Look through the material below, count the lines containing the word "Determine", and state only the count.

___

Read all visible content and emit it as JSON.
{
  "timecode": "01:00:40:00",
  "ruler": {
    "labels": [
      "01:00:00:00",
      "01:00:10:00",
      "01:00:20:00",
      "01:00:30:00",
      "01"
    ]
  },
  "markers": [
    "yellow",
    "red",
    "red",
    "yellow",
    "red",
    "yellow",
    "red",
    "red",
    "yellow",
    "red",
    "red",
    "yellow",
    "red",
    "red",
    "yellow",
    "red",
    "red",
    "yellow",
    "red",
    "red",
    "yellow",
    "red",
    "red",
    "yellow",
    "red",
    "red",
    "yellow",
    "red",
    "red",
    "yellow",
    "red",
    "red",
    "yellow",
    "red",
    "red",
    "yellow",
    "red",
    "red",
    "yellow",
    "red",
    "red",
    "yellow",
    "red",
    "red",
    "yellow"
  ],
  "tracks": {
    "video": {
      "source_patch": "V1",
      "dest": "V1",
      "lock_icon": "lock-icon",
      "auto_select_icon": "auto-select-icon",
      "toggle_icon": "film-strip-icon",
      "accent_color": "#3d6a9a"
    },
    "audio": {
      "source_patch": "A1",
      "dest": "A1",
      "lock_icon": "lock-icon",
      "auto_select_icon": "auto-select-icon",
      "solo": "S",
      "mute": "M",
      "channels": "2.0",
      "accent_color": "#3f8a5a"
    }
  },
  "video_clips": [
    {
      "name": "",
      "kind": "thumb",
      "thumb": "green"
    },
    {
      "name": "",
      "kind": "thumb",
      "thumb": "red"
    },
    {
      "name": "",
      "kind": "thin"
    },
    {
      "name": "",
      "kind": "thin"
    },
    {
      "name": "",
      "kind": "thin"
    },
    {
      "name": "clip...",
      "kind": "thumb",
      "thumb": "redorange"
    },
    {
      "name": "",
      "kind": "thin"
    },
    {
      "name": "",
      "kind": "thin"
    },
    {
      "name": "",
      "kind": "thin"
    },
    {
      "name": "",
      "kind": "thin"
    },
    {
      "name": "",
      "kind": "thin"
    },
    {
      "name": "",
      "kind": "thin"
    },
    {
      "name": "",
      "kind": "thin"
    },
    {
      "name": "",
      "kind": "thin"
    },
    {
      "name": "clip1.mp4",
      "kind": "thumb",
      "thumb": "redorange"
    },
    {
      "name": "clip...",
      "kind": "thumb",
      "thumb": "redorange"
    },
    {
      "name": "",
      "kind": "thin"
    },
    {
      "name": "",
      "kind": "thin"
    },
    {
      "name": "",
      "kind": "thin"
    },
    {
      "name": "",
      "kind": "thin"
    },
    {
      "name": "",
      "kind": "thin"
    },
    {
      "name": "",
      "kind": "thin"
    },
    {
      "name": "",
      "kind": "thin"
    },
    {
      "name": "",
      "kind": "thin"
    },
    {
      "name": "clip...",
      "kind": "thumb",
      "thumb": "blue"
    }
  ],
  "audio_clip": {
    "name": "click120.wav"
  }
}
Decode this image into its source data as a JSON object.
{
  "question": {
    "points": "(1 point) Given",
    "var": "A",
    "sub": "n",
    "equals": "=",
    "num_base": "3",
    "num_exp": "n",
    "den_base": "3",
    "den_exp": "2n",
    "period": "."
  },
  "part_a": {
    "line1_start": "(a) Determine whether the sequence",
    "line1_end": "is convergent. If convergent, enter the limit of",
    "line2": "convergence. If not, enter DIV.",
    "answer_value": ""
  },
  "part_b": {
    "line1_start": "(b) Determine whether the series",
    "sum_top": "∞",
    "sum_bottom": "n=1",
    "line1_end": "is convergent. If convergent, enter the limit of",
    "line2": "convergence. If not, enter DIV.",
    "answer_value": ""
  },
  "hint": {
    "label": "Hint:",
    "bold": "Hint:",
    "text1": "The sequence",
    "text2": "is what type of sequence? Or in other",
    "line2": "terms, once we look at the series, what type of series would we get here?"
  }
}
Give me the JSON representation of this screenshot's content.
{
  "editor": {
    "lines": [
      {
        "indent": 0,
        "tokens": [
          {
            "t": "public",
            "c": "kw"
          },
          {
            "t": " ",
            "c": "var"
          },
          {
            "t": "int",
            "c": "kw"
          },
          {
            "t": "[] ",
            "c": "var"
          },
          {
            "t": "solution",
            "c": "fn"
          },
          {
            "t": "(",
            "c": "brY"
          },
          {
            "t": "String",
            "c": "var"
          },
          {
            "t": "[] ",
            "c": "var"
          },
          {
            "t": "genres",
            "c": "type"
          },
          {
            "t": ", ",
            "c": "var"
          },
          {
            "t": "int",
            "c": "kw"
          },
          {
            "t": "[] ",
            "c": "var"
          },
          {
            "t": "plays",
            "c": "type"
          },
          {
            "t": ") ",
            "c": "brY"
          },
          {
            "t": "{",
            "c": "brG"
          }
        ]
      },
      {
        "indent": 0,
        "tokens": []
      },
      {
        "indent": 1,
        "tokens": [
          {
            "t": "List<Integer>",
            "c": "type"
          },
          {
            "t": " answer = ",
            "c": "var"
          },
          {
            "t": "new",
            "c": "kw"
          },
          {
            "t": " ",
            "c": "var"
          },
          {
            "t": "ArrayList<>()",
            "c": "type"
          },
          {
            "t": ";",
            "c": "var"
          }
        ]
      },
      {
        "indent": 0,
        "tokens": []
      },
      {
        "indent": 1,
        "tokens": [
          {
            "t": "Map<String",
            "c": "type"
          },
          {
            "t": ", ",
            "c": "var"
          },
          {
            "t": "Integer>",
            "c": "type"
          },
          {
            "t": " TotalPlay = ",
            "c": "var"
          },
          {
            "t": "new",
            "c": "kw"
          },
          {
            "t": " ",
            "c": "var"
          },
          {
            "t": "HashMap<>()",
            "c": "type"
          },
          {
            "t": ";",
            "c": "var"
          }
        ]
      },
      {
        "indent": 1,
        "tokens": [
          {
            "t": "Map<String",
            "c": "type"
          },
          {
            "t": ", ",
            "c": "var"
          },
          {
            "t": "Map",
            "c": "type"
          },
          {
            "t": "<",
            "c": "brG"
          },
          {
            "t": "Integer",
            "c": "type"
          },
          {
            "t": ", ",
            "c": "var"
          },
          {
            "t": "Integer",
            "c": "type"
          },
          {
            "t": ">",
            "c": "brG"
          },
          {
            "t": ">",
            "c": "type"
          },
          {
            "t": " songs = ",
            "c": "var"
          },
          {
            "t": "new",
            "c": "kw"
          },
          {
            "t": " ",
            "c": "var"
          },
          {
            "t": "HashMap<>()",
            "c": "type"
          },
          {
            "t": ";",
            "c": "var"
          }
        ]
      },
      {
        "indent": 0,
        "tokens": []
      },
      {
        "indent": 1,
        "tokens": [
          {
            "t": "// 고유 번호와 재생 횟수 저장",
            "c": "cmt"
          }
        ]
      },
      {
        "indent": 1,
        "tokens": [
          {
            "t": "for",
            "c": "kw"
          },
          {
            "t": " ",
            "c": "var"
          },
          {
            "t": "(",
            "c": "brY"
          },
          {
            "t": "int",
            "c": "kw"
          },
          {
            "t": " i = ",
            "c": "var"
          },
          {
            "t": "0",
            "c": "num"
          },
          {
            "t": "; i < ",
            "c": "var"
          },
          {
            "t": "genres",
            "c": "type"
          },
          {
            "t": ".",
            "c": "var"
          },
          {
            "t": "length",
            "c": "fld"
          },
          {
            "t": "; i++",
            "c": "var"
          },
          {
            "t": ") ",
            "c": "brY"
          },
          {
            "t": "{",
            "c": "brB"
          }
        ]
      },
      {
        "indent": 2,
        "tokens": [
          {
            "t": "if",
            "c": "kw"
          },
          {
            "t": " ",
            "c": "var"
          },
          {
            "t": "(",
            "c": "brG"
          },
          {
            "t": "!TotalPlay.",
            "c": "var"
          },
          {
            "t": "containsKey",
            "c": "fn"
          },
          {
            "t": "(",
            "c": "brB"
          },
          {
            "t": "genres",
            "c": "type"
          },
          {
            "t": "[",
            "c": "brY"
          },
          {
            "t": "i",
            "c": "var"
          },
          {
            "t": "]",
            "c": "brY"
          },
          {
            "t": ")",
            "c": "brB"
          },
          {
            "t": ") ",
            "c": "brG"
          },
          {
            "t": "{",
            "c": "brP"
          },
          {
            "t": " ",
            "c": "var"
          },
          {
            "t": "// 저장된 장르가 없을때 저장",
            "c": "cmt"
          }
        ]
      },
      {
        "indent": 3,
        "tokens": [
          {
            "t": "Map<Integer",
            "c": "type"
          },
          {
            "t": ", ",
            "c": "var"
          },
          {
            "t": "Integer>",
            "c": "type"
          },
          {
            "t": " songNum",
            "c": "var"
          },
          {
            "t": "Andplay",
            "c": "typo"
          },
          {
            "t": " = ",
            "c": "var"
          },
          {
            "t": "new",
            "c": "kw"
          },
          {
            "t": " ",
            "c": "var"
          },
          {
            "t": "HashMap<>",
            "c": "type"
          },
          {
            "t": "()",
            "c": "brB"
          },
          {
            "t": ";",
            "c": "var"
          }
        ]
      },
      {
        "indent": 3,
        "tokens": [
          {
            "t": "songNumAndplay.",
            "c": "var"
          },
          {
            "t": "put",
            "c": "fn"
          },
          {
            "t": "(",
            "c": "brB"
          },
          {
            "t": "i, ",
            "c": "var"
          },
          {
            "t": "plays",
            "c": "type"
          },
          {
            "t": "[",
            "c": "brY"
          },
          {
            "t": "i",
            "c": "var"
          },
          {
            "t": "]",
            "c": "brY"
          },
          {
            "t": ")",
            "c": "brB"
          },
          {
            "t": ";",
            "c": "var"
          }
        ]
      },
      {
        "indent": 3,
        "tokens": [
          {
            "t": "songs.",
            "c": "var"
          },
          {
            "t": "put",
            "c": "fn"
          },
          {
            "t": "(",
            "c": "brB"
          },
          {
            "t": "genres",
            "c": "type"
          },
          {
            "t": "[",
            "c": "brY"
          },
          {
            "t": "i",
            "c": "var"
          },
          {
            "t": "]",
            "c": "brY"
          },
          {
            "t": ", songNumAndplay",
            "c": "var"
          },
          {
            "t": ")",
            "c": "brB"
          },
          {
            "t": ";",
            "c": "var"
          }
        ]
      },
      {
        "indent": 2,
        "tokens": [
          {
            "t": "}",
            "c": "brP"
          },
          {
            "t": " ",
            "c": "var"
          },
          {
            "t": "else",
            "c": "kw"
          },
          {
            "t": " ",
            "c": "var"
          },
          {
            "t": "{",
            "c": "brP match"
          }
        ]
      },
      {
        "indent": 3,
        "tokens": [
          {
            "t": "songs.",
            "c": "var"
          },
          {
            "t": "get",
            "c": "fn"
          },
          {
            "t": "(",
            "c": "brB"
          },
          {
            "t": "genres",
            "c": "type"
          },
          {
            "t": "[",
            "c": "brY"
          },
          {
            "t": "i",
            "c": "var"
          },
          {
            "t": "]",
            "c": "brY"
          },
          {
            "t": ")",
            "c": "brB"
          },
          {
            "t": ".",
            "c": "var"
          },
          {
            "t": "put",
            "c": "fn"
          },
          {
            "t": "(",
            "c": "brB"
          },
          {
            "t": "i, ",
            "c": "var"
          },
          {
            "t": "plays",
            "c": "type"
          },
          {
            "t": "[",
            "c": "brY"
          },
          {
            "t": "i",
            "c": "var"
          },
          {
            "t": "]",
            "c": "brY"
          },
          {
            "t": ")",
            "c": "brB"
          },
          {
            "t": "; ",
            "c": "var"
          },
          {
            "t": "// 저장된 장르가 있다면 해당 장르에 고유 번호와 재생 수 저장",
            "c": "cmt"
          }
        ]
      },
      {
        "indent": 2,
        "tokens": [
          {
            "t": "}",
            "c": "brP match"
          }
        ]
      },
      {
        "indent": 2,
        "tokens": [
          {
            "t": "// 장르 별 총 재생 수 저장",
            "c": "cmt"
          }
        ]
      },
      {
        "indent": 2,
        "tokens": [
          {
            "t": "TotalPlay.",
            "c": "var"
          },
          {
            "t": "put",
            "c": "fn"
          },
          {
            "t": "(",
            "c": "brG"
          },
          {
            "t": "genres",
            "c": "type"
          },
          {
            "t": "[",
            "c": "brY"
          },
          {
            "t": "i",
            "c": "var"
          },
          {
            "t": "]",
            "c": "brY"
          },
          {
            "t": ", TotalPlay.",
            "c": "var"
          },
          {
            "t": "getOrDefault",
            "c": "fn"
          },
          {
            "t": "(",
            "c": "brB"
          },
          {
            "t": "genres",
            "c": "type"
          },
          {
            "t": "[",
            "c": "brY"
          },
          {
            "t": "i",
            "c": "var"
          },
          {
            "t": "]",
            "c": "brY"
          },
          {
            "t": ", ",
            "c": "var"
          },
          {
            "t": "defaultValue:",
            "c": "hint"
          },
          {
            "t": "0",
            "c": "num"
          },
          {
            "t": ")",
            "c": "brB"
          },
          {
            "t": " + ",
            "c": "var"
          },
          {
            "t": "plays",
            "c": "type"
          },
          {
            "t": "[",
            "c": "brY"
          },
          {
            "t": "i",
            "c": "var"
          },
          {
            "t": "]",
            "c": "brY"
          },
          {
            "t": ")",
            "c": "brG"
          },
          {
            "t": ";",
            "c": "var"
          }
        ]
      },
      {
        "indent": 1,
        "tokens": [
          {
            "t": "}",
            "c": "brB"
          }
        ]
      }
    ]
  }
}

___

• [COMPLETED EXERCISE] 2